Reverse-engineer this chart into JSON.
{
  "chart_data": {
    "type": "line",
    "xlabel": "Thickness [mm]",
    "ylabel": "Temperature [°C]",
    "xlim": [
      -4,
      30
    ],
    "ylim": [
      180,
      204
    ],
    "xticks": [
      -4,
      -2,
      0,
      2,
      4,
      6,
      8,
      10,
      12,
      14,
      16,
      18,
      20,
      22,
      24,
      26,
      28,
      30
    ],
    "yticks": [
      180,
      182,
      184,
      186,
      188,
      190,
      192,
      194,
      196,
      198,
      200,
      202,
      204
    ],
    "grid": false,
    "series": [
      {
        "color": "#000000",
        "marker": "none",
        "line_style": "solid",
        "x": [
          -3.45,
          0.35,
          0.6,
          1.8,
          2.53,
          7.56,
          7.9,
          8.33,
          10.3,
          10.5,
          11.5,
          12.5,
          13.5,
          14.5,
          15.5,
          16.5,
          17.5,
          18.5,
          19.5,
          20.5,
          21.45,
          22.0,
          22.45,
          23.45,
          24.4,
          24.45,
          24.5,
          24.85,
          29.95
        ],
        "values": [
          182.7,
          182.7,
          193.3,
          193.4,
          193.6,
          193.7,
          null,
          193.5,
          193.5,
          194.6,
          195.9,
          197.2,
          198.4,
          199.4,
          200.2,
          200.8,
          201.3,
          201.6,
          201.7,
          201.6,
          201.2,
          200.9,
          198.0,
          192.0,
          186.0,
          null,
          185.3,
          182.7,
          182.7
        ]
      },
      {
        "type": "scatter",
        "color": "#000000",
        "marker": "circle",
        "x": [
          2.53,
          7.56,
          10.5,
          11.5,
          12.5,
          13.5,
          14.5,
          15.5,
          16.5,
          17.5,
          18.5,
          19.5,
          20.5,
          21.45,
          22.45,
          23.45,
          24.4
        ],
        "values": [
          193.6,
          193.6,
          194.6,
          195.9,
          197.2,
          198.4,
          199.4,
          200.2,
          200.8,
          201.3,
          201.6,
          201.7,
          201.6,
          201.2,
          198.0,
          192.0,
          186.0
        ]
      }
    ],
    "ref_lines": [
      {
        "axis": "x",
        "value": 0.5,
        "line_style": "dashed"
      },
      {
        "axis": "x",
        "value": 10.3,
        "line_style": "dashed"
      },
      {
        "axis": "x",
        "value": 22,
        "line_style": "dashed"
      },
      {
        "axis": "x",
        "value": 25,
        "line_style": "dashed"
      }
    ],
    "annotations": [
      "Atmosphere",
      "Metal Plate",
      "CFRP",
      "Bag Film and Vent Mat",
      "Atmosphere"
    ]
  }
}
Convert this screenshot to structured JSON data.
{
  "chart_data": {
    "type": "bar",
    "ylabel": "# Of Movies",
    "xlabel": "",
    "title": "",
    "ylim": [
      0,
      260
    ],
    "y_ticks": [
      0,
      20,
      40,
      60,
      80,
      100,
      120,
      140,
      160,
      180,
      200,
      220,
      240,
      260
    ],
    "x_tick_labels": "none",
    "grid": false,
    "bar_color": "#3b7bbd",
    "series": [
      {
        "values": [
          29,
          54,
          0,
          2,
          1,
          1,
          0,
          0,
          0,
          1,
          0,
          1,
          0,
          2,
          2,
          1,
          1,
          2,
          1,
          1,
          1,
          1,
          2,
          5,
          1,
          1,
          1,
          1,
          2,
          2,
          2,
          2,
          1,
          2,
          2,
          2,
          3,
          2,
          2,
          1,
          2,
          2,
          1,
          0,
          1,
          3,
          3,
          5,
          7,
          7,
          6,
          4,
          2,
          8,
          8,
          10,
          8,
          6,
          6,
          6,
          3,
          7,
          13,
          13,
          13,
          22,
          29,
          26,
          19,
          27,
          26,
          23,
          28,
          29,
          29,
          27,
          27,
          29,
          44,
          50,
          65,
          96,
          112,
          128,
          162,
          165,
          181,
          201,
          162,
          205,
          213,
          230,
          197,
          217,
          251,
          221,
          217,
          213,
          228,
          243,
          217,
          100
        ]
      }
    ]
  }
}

--

INSTRUCTIONS TO FOLLOW
Transcribe every entry exactly.

RESULT FOR THIS EXERCISE
Reverse-engineer this chart into JSON.
{
  "chart_data": {
    "type": "line",
    "xlabel": "Thickness [mm]",
    "ylabel": "Temperature [°C]",
    "xlim": [
      -4,
      30
    ],
    "ylim": [
      180,
      204
    ],
    "xticks": [
      -4,
      -2,
      0,
      2,
      4,
      6,
      8,
      10,
      12,
      14,
      16,
      18,
      20,
      22,
      24,
      26,
      28,
      30
    ],
    "yticks": [
      180,
      182,
      184,
      186,
      188,
      190,
      192,
      194,
      196,
      198,
      200,
      202,
      204
    ],
    "grid": false,
    "series": [
      {
        "color": "#000000",
        "marker": "none",
        "line_style": "solid",
        "x": [
          -3.45,
          0.35,
          0.6,
          1.8,
          2.53,
          7.56,
          7.9,
          8.33,
          10.3,
          10.5,
          11.5,
          12.5,
          13.5,
          14.5,
          15.5,
          16.5,
          17.5,
          18.5,
          19.5,
          20.5,
          21.45,
          22.0,
          22.45,
          23.45,
          24.4,
          24.45,
          24.5,
          24.85,
          29.95
        ],
        "values": [
          182.7,
          182.7,
          193.3,
          193.4,
          193.6,
          193.7,
          null,
          193.5,
          193.5,
          194.6,
          195.9,
          197.2,
          198.4,
          199.4,
          200.2,
          200.8,
          201.3,
          201.6,
          201.7,
          201.6,
          201.2,
          200.9,
          198.0,
          192.0,
          186.0,
          null,
          185.3,
          182.7,
          182.7
        ]
      },
      {
        "type": "scatter",
        "color": "#000000",
        "marker": "circle",
        "x": [
          2.53,
          7.56,
          10.5,
          11.5,
          12.5,
          13.5,
          14.5,
          15.5,
          16.5,
          17.5,
          18.5,
          19.5,
          20.5,
          21.45,
          22.45,
          23.45,
          24.4
        ],
        "values": [
          193.6,
          193.6,
          194.6,
          195.9,
          197.2,
          198.4,
          199.4,
          200.2,
          200.8,
          201.3,
          201.6,
          201.7,
          201.6,
          201.2,
          198.0,
          192.0,
          186.0
        ]
      }
    ],
    "ref_lines": [
      {
        "axis": "x",
        "value": 0.5,
        "line_style": "dashed"
      },
      {
        "axis": "x",
        "value": 10.3,
        "line_style": "dashed"
      },
      {
        "axis": "x",
        "value": 22,
        "line_style": "dashed"
      },
      {
        "axis": "x",
        "value": 25,
        "line_style": "dashed"
      }
    ],
    "annotations": [
      "Atmosphere",
      "Metal Plate",
      "CFRP",
      "Bag Film and Vent Mat",
      "Atmosphere"
    ]
  }
}
Convert this screenshot to structured JSON data.
{
  "chart_data": {
    "type": "bar",
    "ylabel": "# Of Movies",
    "xlabel": "",
    "title": "",
    "ylim": [
      0,
      260
    ],
    "y_ticks": [
      0,
      20,
      40,
      60,
      80,
      100,
      120,
      140,
      160,
      180,
      200,
      220,
      240,
      260
    ],
    "x_tick_labels": "none",
    "grid": false,
    "bar_color": "#3b7bbd",
    "series": [
      {
        "values": [
          29,
          54,
          0,
          2,
          1,
          1,
          0,
          0,
          0,
          1,
          0,
          1,
          0,
          2,
          2,
          1,
          1,
          2,
          1,
          1,
          1,
          1,
          2,
          5,
          1,
          1,
          1,
          1,
          2,
          2,
          2,
          2,
          1,
          2,
          2,
          2,
          3,
          2,
          2,
          1,
          2,
          2,
          1,
          0,
          1,
          3,
          3,
          5,
          7,
          7,
          6,
          4,
          2,
          8,
          8,
          10,
          8,
          6,
          6,
          6,
          3,
          7,
          13,
          13,
          13,
          22,
          29,
          26,
          19,
          27,
          26,
          23,
          28,
          29,
          29,
          27,
          27,
          29,
          44,
          50,
          65,
          96,
          112,
          128,
          162,
          165,
          181,
          201,
          162,
          205,
          213,
          230,
          197,
          217,
          251,
          221,
          217,
          213,
          228,
          243,
          217,
          100
        ]
      }
    ]
  }
}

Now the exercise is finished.